Stored entries
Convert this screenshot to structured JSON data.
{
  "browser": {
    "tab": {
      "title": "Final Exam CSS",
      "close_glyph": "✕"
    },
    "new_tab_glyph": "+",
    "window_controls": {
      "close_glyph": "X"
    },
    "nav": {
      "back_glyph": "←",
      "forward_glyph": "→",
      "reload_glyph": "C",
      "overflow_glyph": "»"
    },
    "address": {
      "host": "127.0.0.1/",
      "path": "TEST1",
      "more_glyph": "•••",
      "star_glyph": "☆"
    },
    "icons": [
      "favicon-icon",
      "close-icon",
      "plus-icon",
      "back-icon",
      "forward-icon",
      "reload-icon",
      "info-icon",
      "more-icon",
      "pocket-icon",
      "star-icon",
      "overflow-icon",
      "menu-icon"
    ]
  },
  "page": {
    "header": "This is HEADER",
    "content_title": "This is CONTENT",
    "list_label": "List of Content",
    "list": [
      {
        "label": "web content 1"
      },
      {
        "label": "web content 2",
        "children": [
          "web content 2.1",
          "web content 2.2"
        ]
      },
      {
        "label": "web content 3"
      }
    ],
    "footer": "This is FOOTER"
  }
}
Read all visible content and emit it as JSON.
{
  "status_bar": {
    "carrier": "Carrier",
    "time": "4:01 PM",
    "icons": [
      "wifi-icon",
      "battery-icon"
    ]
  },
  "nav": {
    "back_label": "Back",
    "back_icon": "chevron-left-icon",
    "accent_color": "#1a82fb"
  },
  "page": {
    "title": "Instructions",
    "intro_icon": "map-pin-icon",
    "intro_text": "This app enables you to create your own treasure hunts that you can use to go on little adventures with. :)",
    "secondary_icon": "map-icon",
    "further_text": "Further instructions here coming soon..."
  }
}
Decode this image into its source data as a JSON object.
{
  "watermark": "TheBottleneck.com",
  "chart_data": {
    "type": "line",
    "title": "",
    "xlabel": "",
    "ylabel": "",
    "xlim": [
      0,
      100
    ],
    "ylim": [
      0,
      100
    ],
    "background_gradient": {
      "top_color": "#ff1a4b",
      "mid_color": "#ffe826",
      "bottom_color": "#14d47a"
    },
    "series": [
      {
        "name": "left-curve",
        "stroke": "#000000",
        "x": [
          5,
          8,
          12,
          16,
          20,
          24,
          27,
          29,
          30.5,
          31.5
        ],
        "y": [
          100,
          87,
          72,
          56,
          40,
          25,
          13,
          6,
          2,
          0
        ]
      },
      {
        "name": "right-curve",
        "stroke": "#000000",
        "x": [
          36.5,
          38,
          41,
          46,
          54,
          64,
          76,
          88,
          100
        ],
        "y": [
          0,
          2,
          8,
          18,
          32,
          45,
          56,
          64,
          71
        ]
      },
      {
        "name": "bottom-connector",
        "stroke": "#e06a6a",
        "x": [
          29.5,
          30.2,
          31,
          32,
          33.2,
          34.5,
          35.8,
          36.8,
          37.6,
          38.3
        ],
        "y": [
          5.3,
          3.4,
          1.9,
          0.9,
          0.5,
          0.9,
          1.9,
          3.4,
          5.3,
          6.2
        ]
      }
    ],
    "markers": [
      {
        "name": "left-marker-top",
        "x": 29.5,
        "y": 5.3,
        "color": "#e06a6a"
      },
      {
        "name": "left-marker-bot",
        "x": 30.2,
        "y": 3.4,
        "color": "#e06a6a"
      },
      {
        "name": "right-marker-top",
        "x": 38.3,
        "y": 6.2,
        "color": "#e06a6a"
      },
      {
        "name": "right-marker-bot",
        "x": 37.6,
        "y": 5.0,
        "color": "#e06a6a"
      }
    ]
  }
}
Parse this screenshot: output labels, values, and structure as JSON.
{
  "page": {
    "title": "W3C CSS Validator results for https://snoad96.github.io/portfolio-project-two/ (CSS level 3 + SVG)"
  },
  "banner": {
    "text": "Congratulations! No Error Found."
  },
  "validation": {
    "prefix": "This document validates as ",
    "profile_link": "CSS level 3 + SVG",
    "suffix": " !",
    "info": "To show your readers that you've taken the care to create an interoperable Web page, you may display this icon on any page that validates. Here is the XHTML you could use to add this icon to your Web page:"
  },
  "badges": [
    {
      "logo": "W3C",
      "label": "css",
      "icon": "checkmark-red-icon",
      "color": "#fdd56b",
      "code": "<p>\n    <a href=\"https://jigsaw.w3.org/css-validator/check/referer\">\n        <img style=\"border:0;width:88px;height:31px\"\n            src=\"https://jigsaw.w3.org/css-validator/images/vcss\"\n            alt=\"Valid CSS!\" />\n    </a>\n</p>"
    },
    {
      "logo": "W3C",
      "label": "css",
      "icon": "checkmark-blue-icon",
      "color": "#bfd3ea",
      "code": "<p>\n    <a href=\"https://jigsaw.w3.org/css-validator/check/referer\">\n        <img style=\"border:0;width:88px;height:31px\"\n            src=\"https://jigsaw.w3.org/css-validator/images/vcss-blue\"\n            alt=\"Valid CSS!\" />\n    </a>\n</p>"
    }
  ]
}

_The exercise_
Look through the material and say how many lines hold "level". Give the number only.

_Final answer_
2